*Stated problem*
Copy each line that has the string "negative" somewhere in it.

(Data entries)
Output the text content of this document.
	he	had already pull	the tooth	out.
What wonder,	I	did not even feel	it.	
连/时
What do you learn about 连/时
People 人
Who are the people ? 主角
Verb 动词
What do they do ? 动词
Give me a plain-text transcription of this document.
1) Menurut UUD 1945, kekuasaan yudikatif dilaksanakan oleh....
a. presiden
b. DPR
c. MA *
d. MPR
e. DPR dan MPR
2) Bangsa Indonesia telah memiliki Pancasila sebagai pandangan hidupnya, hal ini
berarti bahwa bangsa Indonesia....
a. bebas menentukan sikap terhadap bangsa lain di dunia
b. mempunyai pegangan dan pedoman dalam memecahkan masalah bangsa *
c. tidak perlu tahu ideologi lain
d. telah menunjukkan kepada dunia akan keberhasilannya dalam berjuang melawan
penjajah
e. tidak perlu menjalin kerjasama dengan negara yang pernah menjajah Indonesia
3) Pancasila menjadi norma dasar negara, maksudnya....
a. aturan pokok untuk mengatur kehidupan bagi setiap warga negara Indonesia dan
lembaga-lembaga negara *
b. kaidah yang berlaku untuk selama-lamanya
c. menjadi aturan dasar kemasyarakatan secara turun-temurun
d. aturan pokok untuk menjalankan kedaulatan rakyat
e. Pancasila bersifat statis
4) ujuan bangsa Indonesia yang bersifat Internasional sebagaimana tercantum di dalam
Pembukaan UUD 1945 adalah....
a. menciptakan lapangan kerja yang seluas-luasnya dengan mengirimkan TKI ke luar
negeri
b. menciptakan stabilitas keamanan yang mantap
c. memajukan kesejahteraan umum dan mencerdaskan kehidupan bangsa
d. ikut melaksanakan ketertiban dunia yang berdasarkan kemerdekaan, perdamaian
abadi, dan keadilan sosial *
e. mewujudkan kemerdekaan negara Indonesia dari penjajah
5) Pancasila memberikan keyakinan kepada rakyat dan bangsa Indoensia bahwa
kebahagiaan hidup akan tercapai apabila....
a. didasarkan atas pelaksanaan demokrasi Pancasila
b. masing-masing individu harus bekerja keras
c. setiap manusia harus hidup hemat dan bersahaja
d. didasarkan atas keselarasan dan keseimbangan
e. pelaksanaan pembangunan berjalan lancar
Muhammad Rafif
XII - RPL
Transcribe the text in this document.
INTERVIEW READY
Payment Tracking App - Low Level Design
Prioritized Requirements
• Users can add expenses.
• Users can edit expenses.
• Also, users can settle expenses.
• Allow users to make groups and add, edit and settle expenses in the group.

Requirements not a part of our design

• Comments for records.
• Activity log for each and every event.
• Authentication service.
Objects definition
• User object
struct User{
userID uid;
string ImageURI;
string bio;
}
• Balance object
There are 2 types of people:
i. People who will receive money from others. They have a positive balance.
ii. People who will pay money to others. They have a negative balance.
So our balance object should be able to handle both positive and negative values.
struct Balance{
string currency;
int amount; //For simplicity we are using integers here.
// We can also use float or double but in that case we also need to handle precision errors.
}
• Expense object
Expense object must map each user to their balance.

*Task answer*
ii. People who will pay money to others. They have a negative balance.
So our balance object should be able to handle both positive and negative values.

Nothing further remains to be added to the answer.